Data supplied -
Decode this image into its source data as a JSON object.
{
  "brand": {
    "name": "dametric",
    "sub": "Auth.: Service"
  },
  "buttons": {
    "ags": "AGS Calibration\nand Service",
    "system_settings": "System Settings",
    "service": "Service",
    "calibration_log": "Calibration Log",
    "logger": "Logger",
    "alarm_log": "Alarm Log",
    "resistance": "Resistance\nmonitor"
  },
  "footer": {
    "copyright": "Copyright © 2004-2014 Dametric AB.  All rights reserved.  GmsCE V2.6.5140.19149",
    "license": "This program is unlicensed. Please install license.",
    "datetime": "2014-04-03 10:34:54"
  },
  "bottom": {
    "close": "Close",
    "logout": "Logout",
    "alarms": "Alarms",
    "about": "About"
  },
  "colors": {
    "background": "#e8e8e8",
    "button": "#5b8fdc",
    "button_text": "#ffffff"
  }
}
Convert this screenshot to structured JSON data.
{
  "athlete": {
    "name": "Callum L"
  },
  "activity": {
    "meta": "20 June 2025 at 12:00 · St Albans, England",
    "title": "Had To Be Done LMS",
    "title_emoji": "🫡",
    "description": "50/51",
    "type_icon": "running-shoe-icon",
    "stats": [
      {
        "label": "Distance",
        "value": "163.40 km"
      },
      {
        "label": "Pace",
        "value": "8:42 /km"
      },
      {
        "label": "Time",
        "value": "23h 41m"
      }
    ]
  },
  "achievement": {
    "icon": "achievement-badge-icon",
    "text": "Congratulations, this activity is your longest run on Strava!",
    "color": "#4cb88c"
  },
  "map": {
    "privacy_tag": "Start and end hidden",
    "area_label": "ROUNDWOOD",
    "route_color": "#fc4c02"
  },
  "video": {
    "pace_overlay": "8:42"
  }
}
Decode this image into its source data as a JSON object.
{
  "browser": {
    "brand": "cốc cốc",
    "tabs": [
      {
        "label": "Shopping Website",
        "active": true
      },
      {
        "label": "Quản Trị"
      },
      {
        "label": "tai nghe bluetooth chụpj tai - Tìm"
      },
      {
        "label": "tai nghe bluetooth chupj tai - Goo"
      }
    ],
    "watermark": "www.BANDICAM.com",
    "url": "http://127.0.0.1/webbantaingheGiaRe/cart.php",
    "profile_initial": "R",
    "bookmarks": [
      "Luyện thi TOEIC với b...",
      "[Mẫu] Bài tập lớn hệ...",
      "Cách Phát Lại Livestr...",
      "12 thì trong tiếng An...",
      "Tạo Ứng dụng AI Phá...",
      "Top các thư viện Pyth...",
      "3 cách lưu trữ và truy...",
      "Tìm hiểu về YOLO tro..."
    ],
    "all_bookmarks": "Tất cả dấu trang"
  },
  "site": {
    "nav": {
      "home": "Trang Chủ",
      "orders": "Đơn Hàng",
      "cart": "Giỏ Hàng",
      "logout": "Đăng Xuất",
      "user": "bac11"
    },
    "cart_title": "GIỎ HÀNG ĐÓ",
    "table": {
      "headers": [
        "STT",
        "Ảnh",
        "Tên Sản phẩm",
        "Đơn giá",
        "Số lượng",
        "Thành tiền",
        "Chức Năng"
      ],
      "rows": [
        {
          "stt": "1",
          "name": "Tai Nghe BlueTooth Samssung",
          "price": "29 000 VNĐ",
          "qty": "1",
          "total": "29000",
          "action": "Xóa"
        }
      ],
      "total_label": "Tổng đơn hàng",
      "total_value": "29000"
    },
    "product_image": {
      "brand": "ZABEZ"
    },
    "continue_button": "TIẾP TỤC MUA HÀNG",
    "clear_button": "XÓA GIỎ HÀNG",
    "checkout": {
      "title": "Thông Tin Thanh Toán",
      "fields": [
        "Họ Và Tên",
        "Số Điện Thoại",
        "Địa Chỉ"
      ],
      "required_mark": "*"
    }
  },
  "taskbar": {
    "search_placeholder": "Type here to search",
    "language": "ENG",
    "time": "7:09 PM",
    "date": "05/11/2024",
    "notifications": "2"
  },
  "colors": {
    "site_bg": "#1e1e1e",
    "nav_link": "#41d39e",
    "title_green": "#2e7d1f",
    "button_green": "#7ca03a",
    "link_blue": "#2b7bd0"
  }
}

What is expected - Copy every record exactly as presented.

Complete answer -
Decode this image into its source data as a JSON object.
{
  "brand": {
    "name": "dametric",
    "sub": "Auth.: Service"
  },
  "buttons": {
    "ags": "AGS Calibration\nand Service",
    "system_settings": "System Settings",
    "service": "Service",
    "calibration_log": "Calibration Log",
    "logger": "Logger",
    "alarm_log": "Alarm Log",
    "resistance": "Resistance\nmonitor"
  },
  "footer": {
    "copyright": "Copyright © 2004-2014 Dametric AB.  All rights reserved.  GmsCE V2.6.5140.19149",
    "license": "This program is unlicensed. Please install license.",
    "datetime": "2014-04-03 10:34:54"
  },
  "bottom": {
    "close": "Close",
    "logout": "Logout",
    "alarms": "Alarms",
    "about": "About"
  },
  "colors": {
    "background": "#e8e8e8",
    "button": "#5b8fdc",
    "button_text": "#ffffff"
  }
}
Convert this screenshot to structured JSON data.
{
  "athlete": {
    "name": "Callum L"
  },
  "activity": {
    "meta": "20 June 2025 at 12:00 · St Albans, England",
    "title": "Had To Be Done LMS",
    "title_emoji": "🫡",
    "description": "50/51",
    "type_icon": "running-shoe-icon",
    "stats": [
      {
        "label": "Distance",
        "value": "163.40 km"
      },
      {
        "label": "Pace",
        "value": "8:42 /km"
      },
      {
        "label": "Time",
        "value": "23h 41m"
      }
    ]
  },
  "achievement": {
    "icon": "achievement-badge-icon",
    "text": "Congratulations, this activity is your longest run on Strava!",
    "color": "#4cb88c"
  },
  "map": {
    "privacy_tag": "Start and end hidden",
    "area_label": "ROUNDWOOD",
    "route_color": "#fc4c02"
  },
  "video": {
    "pace_overlay": "8:42"
  }
}
Decode this image into its source data as a JSON object.
{
  "browser": {
    "brand": "cốc cốc",
    "tabs": [
      {
        "label": "Shopping Website",
        "active": true
      },
      {
        "label": "Quản Trị"
      },
      {
        "label": "tai nghe bluetooth chụpj tai - Tìm"
      },
      {
        "label": "tai nghe bluetooth chupj tai - Goo"
      }
    ],
    "watermark": "www.BANDICAM.com",
    "url": "http://127.0.0.1/webbantaingheGiaRe/cart.php",
    "profile_initial": "R",
    "bookmarks": [
      "Luyện thi TOEIC với b...",
      "[Mẫu] Bài tập lớn hệ...",
      "Cách Phát Lại Livestr...",
      "12 thì trong tiếng An...",
      "Tạo Ứng dụng AI Phá...",
      "Top các thư viện Pyth...",
      "3 cách lưu trữ và truy...",
      "Tìm hiểu về YOLO tro..."
    ],
    "all_bookmarks": "Tất cả dấu trang"
  },
  "site": {
    "nav": {
      "home": "Trang Chủ",
      "orders": "Đơn Hàng",
      "cart": "Giỏ Hàng",
      "logout": "Đăng Xuất",
      "user": "bac11"
    },
    "cart_title": "GIỎ HÀNG ĐÓ",
    "table": {
      "headers": [
        "STT",
        "Ảnh",
        "Tên Sản phẩm",
        "Đơn giá",
        "Số lượng",
        "Thành tiền",
        "Chức Năng"
      ],
      "rows": [
        {
          "stt": "1",
          "name": "Tai Nghe BlueTooth Samssung",
          "price": "29 000 VNĐ",
          "qty": "1",
          "total": "29000",
          "action": "Xóa"
        }
      ],
      "total_label": "Tổng đơn hàng",
      "total_value": "29000"
    },
    "product_image": {
      "brand": "ZABEZ"
    },
    "continue_button": "TIẾP TỤC MUA HÀNG",
    "clear_button": "XÓA GIỎ HÀNG",
    "checkout": {
      "title": "Thông Tin Thanh Toán",
      "fields": [
        "Họ Và Tên",
        "Số Điện Thoại",
        "Địa Chỉ"
      ],
      "required_mark": "*"
    }
  },
  "taskbar": {
    "search_placeholder": "Type here to search",
    "language": "ENG",
    "time": "7:09 PM",
    "date": "05/11/2024",
    "notifications": "2"
  },
  "colors": {
    "site_bg": "#1e1e1e",
    "nav_link": "#41d39e",
    "title_green": "#2e7d1f",
    "button_green": "#7ca03a",
    "link_blue": "#2b7bd0"
  }
}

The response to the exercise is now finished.